Entries from a page text collection |
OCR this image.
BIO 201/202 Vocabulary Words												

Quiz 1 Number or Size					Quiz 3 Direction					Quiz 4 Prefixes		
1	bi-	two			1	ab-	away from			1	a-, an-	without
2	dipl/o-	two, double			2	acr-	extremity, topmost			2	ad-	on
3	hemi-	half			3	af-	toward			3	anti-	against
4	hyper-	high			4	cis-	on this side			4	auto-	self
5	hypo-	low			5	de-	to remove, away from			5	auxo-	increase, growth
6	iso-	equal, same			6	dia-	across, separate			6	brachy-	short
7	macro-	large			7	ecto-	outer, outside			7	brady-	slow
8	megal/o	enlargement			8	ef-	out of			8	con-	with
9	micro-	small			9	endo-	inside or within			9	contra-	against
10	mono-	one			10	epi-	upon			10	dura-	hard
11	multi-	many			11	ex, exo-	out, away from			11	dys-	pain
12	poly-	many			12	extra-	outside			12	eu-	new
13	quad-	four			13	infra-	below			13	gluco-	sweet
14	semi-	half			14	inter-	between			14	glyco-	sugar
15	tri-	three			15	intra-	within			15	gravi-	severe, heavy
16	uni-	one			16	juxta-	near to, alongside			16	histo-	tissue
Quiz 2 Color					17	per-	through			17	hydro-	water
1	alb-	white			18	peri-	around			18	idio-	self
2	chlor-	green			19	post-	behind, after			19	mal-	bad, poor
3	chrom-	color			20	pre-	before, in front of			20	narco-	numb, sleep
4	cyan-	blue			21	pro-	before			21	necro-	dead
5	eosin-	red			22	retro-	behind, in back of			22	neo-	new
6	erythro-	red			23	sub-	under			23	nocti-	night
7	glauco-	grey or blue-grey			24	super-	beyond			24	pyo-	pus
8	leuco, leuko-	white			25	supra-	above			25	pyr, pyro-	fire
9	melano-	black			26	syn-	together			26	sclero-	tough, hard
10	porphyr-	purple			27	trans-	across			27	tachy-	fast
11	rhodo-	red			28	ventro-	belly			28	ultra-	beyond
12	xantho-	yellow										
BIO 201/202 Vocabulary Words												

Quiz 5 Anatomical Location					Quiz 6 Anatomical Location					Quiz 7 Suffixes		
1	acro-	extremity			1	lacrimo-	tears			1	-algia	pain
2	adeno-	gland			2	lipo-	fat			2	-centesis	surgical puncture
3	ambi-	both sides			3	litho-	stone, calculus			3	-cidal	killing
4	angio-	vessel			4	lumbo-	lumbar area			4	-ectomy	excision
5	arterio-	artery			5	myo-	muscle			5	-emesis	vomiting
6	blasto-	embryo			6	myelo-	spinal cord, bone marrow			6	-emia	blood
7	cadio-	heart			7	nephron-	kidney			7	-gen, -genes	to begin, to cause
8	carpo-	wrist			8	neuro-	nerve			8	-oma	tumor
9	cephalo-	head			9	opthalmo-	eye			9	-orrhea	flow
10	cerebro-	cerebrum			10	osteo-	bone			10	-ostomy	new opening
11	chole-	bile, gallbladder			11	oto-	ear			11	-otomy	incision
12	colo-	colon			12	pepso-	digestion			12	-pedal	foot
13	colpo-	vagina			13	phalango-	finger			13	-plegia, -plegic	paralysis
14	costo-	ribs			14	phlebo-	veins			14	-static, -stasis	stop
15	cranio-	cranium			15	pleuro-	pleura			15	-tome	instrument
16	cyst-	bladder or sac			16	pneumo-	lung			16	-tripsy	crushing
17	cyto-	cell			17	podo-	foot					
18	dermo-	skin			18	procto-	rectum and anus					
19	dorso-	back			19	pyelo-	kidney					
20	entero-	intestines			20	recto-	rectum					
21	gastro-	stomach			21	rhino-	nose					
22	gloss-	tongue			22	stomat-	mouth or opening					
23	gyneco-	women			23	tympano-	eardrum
* * *
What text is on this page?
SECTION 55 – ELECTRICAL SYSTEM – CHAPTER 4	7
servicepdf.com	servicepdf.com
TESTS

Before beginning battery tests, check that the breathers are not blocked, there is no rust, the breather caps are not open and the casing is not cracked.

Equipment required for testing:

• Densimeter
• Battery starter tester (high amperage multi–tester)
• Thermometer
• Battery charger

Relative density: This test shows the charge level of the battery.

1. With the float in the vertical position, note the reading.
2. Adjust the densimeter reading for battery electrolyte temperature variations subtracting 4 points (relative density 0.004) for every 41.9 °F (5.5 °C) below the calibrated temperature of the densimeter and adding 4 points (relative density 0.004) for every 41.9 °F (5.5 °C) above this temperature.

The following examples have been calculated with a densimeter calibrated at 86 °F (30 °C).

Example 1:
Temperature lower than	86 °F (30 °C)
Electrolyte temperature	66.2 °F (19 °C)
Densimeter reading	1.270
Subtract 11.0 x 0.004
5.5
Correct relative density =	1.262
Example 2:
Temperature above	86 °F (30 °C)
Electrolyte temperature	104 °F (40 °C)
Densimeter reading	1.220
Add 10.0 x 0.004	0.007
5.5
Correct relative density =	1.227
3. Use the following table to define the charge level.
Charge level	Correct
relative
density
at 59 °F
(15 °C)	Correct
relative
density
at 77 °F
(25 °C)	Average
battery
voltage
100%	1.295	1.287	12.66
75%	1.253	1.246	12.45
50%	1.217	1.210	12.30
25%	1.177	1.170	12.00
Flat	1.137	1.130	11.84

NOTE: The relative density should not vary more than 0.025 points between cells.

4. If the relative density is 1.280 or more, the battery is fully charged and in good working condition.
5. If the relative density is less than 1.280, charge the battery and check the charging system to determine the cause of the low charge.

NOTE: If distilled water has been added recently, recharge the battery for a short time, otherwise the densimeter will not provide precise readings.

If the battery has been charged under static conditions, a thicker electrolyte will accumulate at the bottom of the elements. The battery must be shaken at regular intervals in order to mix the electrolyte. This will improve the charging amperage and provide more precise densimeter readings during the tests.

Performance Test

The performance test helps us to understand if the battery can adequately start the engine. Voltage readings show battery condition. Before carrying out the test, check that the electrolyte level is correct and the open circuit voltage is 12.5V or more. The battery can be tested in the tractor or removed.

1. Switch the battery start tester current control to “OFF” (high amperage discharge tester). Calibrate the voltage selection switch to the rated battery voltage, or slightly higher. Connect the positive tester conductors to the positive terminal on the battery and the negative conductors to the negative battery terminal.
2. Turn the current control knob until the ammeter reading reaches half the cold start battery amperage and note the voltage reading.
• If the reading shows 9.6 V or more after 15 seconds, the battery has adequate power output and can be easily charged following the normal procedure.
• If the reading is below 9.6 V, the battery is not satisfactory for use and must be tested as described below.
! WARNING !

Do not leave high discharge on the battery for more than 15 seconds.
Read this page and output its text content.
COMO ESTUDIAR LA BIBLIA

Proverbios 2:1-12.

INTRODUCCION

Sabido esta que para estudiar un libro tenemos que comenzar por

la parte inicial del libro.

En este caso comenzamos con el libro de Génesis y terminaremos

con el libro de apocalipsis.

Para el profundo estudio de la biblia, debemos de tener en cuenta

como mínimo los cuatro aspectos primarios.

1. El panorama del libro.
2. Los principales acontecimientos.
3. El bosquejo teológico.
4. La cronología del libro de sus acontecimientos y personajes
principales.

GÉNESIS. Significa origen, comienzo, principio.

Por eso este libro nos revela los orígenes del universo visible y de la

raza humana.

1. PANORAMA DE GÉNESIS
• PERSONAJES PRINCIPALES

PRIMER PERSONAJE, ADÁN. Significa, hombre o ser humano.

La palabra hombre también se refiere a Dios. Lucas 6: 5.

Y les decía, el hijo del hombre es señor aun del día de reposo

ASSIGNED TASK | From the entries above, copy out every line where the string "output" appears.

ANSWER TO THIS TASK |
• If the reading shows 9.6 V or more after 15 seconds, the battery has adequate power output and can be easily charged following the normal procedure.
Read this page and output its text content.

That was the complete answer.